**Text:**

>> BEGIN

November 4, 2011 -
by Victor Davis Hanson
Playing With Fire
Occupy Wall Street follows three years of sloppy presidential name-calling—“millionaires and billionaires”, slurs about Las Vegas and the Super Bowl, profit-mad, limb-lopping doctors, introspection that now is not the time for profits and at some point we should cease making money, spread the wealth, punish our enemies, and all the old Obama boilerplate. Someone finally got the message about the evil 1%.
When Ms. Pelosi and President Obama voice support for the protestors, we enter 1984. Does that mean that the Pelosis now pull their millions out of Wall Street, that the First Family eschews the 1% at Martha’s Vineyard and Vail? That Obama turns his back on Wall Street cash, and, for once, accepts public funding for his 2012 campaign? Postmodern class warfare is an insidious business, and hinges on its advocates not looking in the mirror. No wise politician should invest in the bunch like those rampaging in Oakland. Their nocturnal frolics are a long way from Woody Guthrie’s Deportee, the Hobos’ “Big Rock Candy Mountain,” and the world John Steinbeck fictionalized. It is the angst of the wannabe class, overeducated and underemployed, who chooses to live not in Akron or Fowler, but in tony places like the Bay Area or New York, where annual rents are far more than a down payment on a starter house in the Midwest. Being educated, but broke and in proximity to the wealthy of like upbringing and background, are ingredients for riot.
I saw videos of youths burning things in Oakland, but was told that it “was a small minority” and atypical of the protest. Not long ago I saw no clips of anyone spitting at black congress people wading into the Tea-Party demonstration, but was told they did and that it was typical of tens of thousands of racialists on the mall.
But Some Are Less Equal Than Others
I don’t think the protests are really much over the Goldman Sachs bailout or jerks like revolving-door Budget Director Peter Orszag starting back up at Citigroup, or Solyndra crony capitalism. Apparently, most middle-class and upper-middle class liberals—many of them (at least from videos) young and white—are angry at the “system.” And so they are occupying (at least until it gets really cold and wet) financial districts, downtowns, and other areas of commerce across the well-reported urban landscape. As yet there is no definable grievance other than anger that others are doing too well, and the protestors themselves are not doing at all well, and the one has something to do with the other. I am not suggesting union members and the unemployed poor are not present, only that the tip of the spear seems to be furious young middle class kids of college age and bearing, who mope around stunned, as in “what went wrong?”

>> END

[Labeled box records]
>> BEGIN

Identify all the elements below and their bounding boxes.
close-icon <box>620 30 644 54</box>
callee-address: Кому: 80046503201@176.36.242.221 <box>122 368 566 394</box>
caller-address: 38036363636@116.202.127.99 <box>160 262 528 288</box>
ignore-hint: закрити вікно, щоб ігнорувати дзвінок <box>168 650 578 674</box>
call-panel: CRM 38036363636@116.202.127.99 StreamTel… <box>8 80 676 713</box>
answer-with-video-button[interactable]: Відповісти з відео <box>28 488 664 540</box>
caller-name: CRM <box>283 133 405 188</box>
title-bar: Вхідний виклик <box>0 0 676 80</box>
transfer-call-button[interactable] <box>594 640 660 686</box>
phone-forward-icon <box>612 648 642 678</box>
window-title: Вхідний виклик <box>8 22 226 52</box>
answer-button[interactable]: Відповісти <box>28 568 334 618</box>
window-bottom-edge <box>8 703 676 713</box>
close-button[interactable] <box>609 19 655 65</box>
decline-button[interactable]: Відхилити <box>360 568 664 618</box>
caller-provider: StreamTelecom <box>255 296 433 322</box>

>> END

**Actions to take:**
- a) Condense the paragraph of the essay that begins "I saw videos of youths" into a shorter version that keeps its main facts.
- b) Substitute "recipient-address" for "callee-address" in the labeled box records, giving back everything from the start of the records down to the line containing "call-panel: CRM 38036363636@116.202.127.99" with nothing else changed.

**Responses to the exercise:**
- a) The writer saw videos of young people burning things in Oakland but was told they were a small minority and not typical of the protest. Earlier, the writer had seen no clips of anyone spitting at black members of Congress entering a Tea Party demonstration, yet was told it had happened and was typical of tens of thousands of racialists on the mall.

- b)
Identify all the elements below and their bounding boxes.
close-icon <box>620 30 644 54</box>
recipient-address: Кому: 80046503201@176.36.242.221 <box>122 368 566 394</box>
caller-address: 38036363636@116.202.127.99 <box>160 262 528 288</box>
ignore-hint: закрити вікно, щоб ігнорувати дзвінок <box>168 650 578 674</box>
call-panel: CRM 38036363636@116.202.127.99 StreamTel… <box>8 80 676 713</box>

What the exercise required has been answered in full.